>> begin Dataset entries

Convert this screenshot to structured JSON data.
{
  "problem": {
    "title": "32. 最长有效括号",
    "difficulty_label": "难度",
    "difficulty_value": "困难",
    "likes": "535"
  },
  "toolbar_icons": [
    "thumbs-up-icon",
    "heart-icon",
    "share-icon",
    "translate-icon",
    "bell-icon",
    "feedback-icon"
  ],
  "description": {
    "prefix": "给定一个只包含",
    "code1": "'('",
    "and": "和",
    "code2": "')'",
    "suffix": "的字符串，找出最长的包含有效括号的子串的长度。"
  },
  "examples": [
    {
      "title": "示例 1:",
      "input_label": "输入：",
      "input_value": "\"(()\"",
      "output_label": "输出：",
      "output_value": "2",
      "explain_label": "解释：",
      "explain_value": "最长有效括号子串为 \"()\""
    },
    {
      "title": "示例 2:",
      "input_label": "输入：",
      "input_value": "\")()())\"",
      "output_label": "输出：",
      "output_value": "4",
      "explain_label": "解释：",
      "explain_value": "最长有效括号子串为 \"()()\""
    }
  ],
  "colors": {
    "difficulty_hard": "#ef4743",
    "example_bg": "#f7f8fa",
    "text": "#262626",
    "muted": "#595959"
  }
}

>> end Dataset entries

Give back the whole listing exactly as it reads.

§ **Exercise solution**
Convert this screenshot to structured JSON data.
{
  "problem": {
    "title": "32. 最长有效括号",
    "difficulty_label": "难度",
    "difficulty_value": "困难",
    "likes": "535"
  },
  "toolbar_icons": [
    "thumbs-up-icon",
    "heart-icon",
    "share-icon",
    "translate-icon",
    "bell-icon",
    "feedback-icon"
  ],
  "description": {
    "prefix": "给定一个只包含",
    "code1": "'('",
    "and": "和",
    "code2": "')'",
    "suffix": "的字符串，找出最长的包含有效括号的子串的长度。"
  },
  "examples": [
    {
      "title": "示例 1:",
      "input_label": "输入：",
      "input_value": "\"(()\"",
      "output_label": "输出：",
      "output_value": "2",
      "explain_label": "解释：",
      "explain_value": "最长有效括号子串为 \"()\""
    },
    {
      "title": "示例 2:",
      "input_label": "输入：",
      "input_value": "\")()())\"",
      "output_label": "输出：",
      "output_value": "4",
      "explain_label": "解释：",
      "explain_value": "最长有效括号子串为 \"()()\""
    }
  ],
  "colors": {
    "difficulty_hard": "#ef4743",
    "example_bg": "#f7f8fa",
    "text": "#262626",
    "muted": "#595959"
  }
}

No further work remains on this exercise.